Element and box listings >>
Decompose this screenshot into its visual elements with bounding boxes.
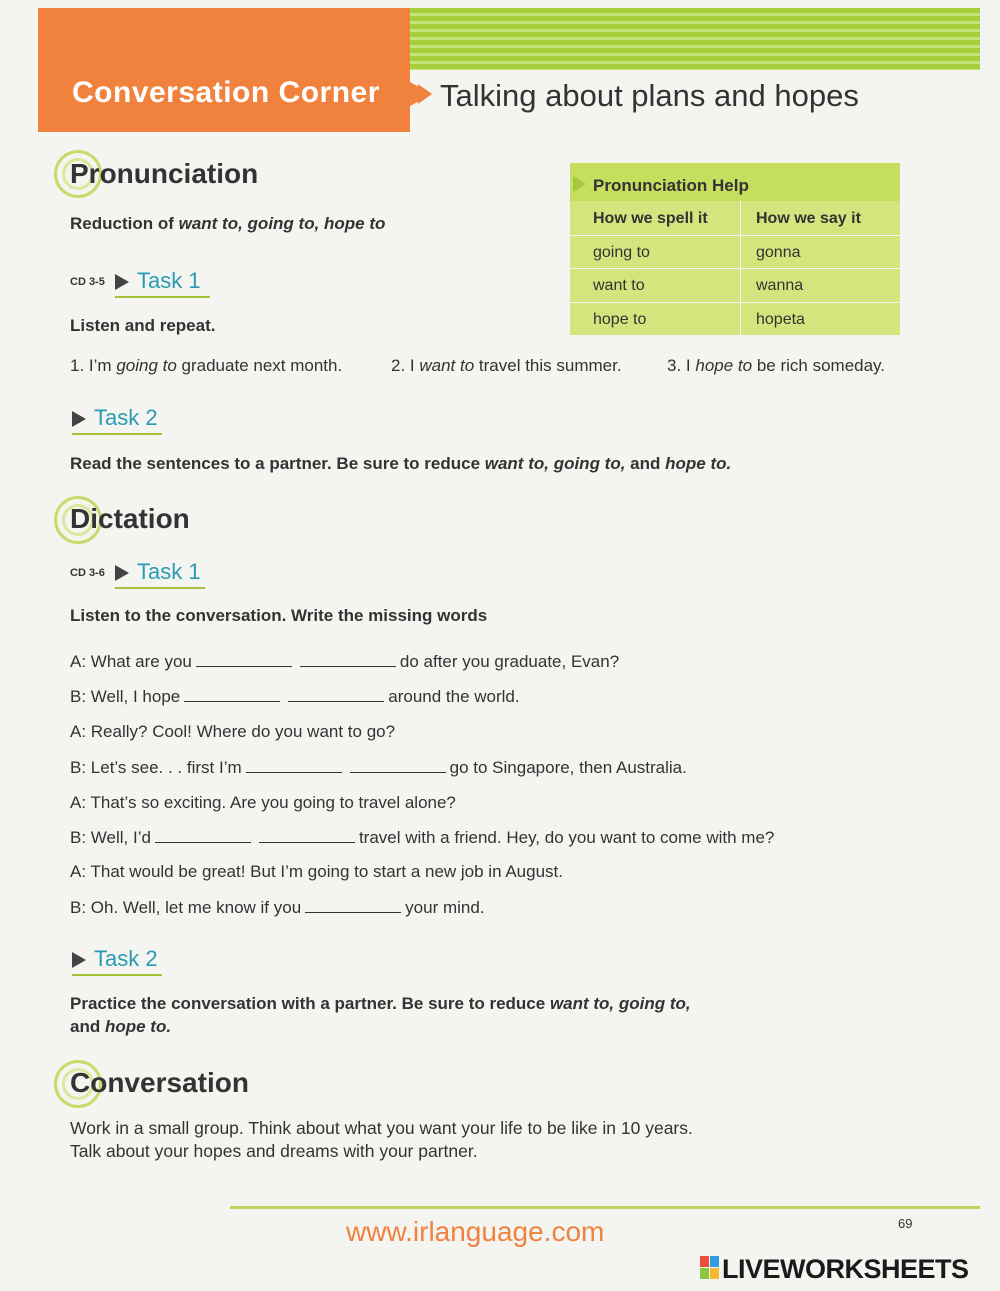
dictation-line [70,862,563,882]
reduction-prefix: Reduction of [70,214,179,233]
conversation-line-2: Talk about your hopes and dreams with your partner. [70,1141,478,1161]
dict-task1-instruction: Listen to the conversation. Write the missing words [70,606,488,625]
help-say-2: hopeta [756,311,805,328]
dictation-line-text: do after you graduate, Evan? [399,652,620,671]
pron-task1-label: Task 1 [137,268,201,293]
cd-label: CD 3-6 [70,567,105,579]
answer-blank[interactable] [350,758,446,773]
footer-divider [230,1206,980,1209]
help-spell-1: want to [593,277,645,294]
help-say-1: wanna [756,277,804,294]
answer-blank[interactable] [246,758,342,773]
pron-item-2: 2. I want to travel this summer. [391,356,622,375]
dictation-line-text: B: Well, I’d [70,828,151,847]
task-underline [115,587,205,589]
answer-blank[interactable] [155,828,251,843]
dictation-line [70,687,520,707]
pronunciation-heading: Pronunciation [70,158,259,189]
help-divider [570,268,900,269]
help-col-spell: How we spell it [593,210,708,227]
help-say-0: gonna [756,244,801,261]
task-arrow-icon [72,411,86,427]
dictation-line [70,652,619,672]
task-underline [115,296,210,298]
task-arrow-icon [72,952,86,968]
dictation-line-text: A: Really? Cool! Where do you want to go? [70,722,396,741]
help-column-divider [740,201,741,335]
help-spell-0: going to [593,244,650,261]
task-underline [72,974,162,976]
help-divider [570,235,900,236]
dictation-line-text: A: That’s so exciting. Are you going to travel alone? [70,793,456,812]
dictation-heading: Dictation [70,503,190,534]
pron-task2-instruction: Read the sentences to a partner. Be sure to reduce want to, going to, and hope to. [70,454,732,473]
dictation-line-text: A: That would be great! But I’m going to start a new job in August. [70,862,563,881]
dictation-line [70,722,395,742]
header-green-bar [410,8,980,70]
dictation-line [70,793,456,813]
dictation-line [70,758,687,778]
conversation-heading: Conversation [70,1067,249,1098]
cd-label: CD 3-5 [70,276,105,288]
pron-task1-instruction: Listen and repeat. [70,316,216,335]
answer-blank[interactable] [288,687,384,702]
dictation-line-text: around the world. [388,687,520,706]
dictation-line-text: travel with a friend. Hey, do you want to come with me? [358,828,775,847]
pronunciation-help-title: Pronunciation Help [593,176,749,195]
page-number: 69 [898,1216,913,1231]
dictation-line-text: your mind. [405,898,485,917]
reduction-text [70,214,385,234]
header-arrow-icon [418,84,432,104]
dictation-line-text: B: Oh. Well, let me know if you [70,898,302,917]
header-orange-bar [38,8,410,132]
dict-task2-instruction-1: Practice the conversation with a partner. Be sure to reduce want to, going to, [70,994,691,1013]
liveworksheets-logo-icon [700,1256,720,1280]
dictation-line [70,898,485,918]
pron-task2-label: Task 2 [94,405,158,430]
pron-item-3: 3. I hope to be rich someday. [667,356,886,375]
answer-blank[interactable] [259,828,355,843]
task-underline [72,433,162,435]
dict-task2-label: Task 2 [94,946,158,971]
dictation-line-text: B: Let’s see. . . first I’m [70,758,242,777]
header-subtitle: Talking about plans and hopes [440,78,859,113]
help-arrow-icon [573,176,586,192]
help-col-say: How we say it [756,210,861,227]
dictation-line-text: go to Singapore, then Australia. [449,758,687,777]
dict-task1-label: Task 1 [137,559,201,584]
task-arrow-icon [115,565,129,581]
dictation-line [70,828,774,848]
answer-blank[interactable] [300,652,396,667]
answer-blank[interactable] [305,898,401,913]
conversation-line-1: Work in a small group. Think about what you want your life to be like in 10 years. [70,1118,693,1138]
help-divider [570,302,900,303]
task-arrow-icon [115,274,129,290]
dictation-line-text: B: Well, I hope [70,687,181,706]
liveworksheets-brand[interactable]: LIVEWORKSHEETS [722,1254,969,1284]
footer-url[interactable]: www.irlanguage.com [346,1216,605,1247]
pron-item-1: 1. I’m going to graduate next month. [70,356,343,375]
answer-blank[interactable] [196,652,292,667]
reduction-words: want to, going to, hope to [178,214,386,233]
header-title: Conversation Corner [72,76,380,109]
help-spell-2: hope to [593,311,647,328]
dictation-line-text: A: What are you [70,652,192,671]
dict-task2-instruction-2: and hope to. [70,1017,172,1036]
answer-blank[interactable] [184,687,280,702]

What is expected >>
Please give everything from the line containing "dictation-line [70,862,563,882]" down to the line containing "help-say-1: wanna [756,277,804,294]", both included, as a Markdown table with the columns No. and Line, numbering each row and leaving out blank lines.

Task solution >>
| No. | Line |
|---|---|
| 1 | dictation-line [70,862,563,882] |
| 2 | reduction-prefix: Reduction of [70,214,179,233] |
| 3 | conversation-line-2: Talk about your hopes and dreams with your partner. [70,1141,478,1161] |
| 4 | dict-task1-instruction: Listen to the conversation. Write the missing words [70,606,488,625] |
| 5 | help-say-2: hopeta [756,311,805,328] |
| 6 | dictation-line-text: do after you graduate, Evan? [399,652,620,671] |
| 7 | pron-task1-label: Task 1 [137,268,201,293] |
| 8 | cd-label: CD 3-6 [70,567,105,579] |
| 9 | answer-blank[interactable] [350,758,446,773] |
| 10 | footer-divider [230,1206,980,1209] |
| 11 | help-spell-1: want to [593,277,645,294] |
| 12 | help-say-1: wanna [756,277,804,294] |